> _Records supplied_:
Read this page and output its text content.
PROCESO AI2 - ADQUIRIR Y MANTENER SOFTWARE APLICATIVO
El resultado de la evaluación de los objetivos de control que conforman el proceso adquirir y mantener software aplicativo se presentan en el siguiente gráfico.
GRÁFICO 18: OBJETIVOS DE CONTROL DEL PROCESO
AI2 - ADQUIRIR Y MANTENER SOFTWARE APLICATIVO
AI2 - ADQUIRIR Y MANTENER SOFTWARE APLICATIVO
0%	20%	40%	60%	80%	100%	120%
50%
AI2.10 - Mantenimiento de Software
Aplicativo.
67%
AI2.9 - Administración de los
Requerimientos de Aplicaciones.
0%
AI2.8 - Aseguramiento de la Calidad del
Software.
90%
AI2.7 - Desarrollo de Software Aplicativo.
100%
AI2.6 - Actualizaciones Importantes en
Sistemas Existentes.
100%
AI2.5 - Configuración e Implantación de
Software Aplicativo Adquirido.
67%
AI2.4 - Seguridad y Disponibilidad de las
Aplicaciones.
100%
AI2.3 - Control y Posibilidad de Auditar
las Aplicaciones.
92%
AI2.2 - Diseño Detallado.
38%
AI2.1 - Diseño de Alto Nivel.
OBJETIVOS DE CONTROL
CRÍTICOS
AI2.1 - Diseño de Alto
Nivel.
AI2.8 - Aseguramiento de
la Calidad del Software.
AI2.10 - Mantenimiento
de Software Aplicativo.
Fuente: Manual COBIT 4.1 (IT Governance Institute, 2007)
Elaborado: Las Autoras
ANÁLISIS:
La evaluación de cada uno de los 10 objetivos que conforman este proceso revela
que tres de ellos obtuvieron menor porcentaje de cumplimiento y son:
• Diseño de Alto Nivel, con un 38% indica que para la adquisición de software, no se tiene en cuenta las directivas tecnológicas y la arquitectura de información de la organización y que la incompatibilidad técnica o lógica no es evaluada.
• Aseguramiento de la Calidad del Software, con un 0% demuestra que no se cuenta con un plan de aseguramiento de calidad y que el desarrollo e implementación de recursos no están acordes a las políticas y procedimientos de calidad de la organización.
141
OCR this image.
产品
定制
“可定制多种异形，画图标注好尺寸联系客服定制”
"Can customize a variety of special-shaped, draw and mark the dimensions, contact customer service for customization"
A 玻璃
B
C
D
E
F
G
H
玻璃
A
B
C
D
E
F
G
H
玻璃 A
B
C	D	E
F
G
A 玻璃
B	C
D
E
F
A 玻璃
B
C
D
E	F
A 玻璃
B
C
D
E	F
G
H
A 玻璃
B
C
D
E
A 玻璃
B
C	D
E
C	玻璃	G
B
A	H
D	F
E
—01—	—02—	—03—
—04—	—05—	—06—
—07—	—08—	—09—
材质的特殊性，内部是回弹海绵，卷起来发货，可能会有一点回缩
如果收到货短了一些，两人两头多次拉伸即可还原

> _Exercise_: Each line above must be reproduced exactly as it stands.

> _Expected answer_:
Read this page and output its text content.
PROCESO AI2 - ADQUIRIR Y MANTENER SOFTWARE APLICATIVO
El resultado de la evaluación de los objetivos de control que conforman el proceso adquirir y mantener software aplicativo se presentan en el siguiente gráfico.
GRÁFICO 18: OBJETIVOS DE CONTROL DEL PROCESO
AI2 - ADQUIRIR Y MANTENER SOFTWARE APLICATIVO
AI2 - ADQUIRIR Y MANTENER SOFTWARE APLICATIVO
0%	20%	40%	60%	80%	100%	120%
50%
AI2.10 - Mantenimiento de Software
Aplicativo.
67%
AI2.9 - Administración de los
Requerimientos de Aplicaciones.
0%
AI2.8 - Aseguramiento de la Calidad del
Software.
90%
AI2.7 - Desarrollo de Software Aplicativo.
100%
AI2.6 - Actualizaciones Importantes en
Sistemas Existentes.
100%
AI2.5 - Configuración e Implantación de
Software Aplicativo Adquirido.
67%
AI2.4 - Seguridad y Disponibilidad de las
Aplicaciones.
100%
AI2.3 - Control y Posibilidad de Auditar
las Aplicaciones.
92%
AI2.2 - Diseño Detallado.
38%
AI2.1 - Diseño de Alto Nivel.
OBJETIVOS DE CONTROL
CRÍTICOS
AI2.1 - Diseño de Alto
Nivel.
AI2.8 - Aseguramiento de
la Calidad del Software.
AI2.10 - Mantenimiento
de Software Aplicativo.
Fuente: Manual COBIT 4.1 (IT Governance Institute, 2007)
Elaborado: Las Autoras
ANÁLISIS:
La evaluación de cada uno de los 10 objetivos que conforman este proceso revela
que tres de ellos obtuvieron menor porcentaje de cumplimiento y son:
• Diseño de Alto Nivel, con un 38% indica que para la adquisición de software, no se tiene en cuenta las directivas tecnológicas y la arquitectura de información de la organización y que la incompatibilidad técnica o lógica no es evaluada.
• Aseguramiento de la Calidad del Software, con un 0% demuestra que no se cuenta con un plan de aseguramiento de calidad y que el desarrollo e implementación de recursos no están acordes a las políticas y procedimientos de calidad de la organización.
141
OCR this image.
产品
定制
“可定制多种异形，画图标注好尺寸联系客服定制”
"Can customize a variety of special-shaped, draw and mark the dimensions, contact customer service for customization"
A 玻璃
B
C
D
E
F
G
H
玻璃
A
B
C
D
E
F
G
H
玻璃 A
B
C	D	E
F
G
A 玻璃
B	C
D
E
F
A 玻璃
B
C
D
E	F
A 玻璃
B
C
D
E	F
G
H
A 玻璃
B
C
D
E
A 玻璃
B
C	D
E
C	玻璃	G
B
A	H
D	F
E
—01—	—02—	—03—
—04—	—05—	—06—
—07—	—08—	—09—
材质的特殊性，内部是回弹海绵，卷起来发货，可能会有一点回缩
如果收到货短了一些，两人两头多次拉伸即可还原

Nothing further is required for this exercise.